__Stated exercise__. Write out the whole listing exactly as it stands.
Begin Supplied records
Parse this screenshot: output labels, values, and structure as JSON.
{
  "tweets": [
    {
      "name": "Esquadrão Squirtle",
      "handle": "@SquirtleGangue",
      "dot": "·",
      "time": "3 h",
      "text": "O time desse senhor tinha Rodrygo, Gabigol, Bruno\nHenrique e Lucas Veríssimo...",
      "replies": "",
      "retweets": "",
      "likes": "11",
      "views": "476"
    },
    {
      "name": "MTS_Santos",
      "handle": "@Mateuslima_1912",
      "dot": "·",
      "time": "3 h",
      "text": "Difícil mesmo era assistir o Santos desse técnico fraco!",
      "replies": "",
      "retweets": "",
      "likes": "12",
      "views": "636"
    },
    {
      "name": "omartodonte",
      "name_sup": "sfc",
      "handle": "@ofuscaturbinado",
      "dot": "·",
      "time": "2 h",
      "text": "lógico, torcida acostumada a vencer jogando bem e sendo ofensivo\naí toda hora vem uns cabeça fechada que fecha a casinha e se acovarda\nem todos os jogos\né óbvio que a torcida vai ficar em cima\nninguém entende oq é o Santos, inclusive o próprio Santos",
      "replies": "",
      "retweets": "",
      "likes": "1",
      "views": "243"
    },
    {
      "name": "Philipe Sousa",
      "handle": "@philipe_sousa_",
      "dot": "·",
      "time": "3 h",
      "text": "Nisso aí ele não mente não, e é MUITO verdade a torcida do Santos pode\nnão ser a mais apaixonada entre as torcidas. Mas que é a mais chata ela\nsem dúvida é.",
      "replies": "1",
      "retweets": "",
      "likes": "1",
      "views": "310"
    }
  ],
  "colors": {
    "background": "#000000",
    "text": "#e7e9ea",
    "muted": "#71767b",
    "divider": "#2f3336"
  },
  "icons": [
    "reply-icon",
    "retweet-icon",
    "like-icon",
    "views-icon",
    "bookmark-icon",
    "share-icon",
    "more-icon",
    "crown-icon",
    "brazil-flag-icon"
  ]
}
End Supplied records
__Response to the exercise__.
Parse this screenshot: output labels, values, and structure as JSON.
{
  "tweets": [
    {
      "name": "Esquadrão Squirtle",
      "handle": "@SquirtleGangue",
      "dot": "·",
      "time": "3 h",
      "text": "O time desse senhor tinha Rodrygo, Gabigol, Bruno\nHenrique e Lucas Veríssimo...",
      "replies": "",
      "retweets": "",
      "likes": "11",
      "views": "476"
    },
    {
      "name": "MTS_Santos",
      "handle": "@Mateuslima_1912",
      "dot": "·",
      "time": "3 h",
      "text": "Difícil mesmo era assistir o Santos desse técnico fraco!",
      "replies": "",
      "retweets": "",
      "likes": "12",
      "views": "636"
    },
    {
      "name": "omartodonte",
      "name_sup": "sfc",
      "handle": "@ofuscaturbinado",
      "dot": "·",
      "time": "2 h",
      "text": "lógico, torcida acostumada a vencer jogando bem e sendo ofensivo\naí toda hora vem uns cabeça fechada que fecha a casinha e se acovarda\nem todos os jogos\né óbvio que a torcida vai ficar em cima\nninguém entende oq é o Santos, inclusive o próprio Santos",
      "replies": "",
      "retweets": "",
      "likes": "1",
      "views": "243"
    },
    {
      "name": "Philipe Sousa",
      "handle": "@philipe_sousa_",
      "dot": "·",
      "time": "3 h",
      "text": "Nisso aí ele não mente não, e é MUITO verdade a torcida do Santos pode\nnão ser a mais apaixonada entre as torcidas. Mas que é a mais chata ela\nsem dúvida é.",
      "replies": "1",
      "retweets": "",
      "likes": "1",
      "views": "310"
    }
  ],
  "colors": {
    "background": "#000000",
    "text": "#e7e9ea",
    "muted": "#71767b",
    "divider": "#2f3336"
  },
  "icons": [
    "reply-icon",
    "retweet-icon",
    "like-icon",
    "views-icon",
    "bookmark-icon",
    "share-icon",
    "more-icon",
    "crown-icon",
    "brazil-flag-icon"
  ]
}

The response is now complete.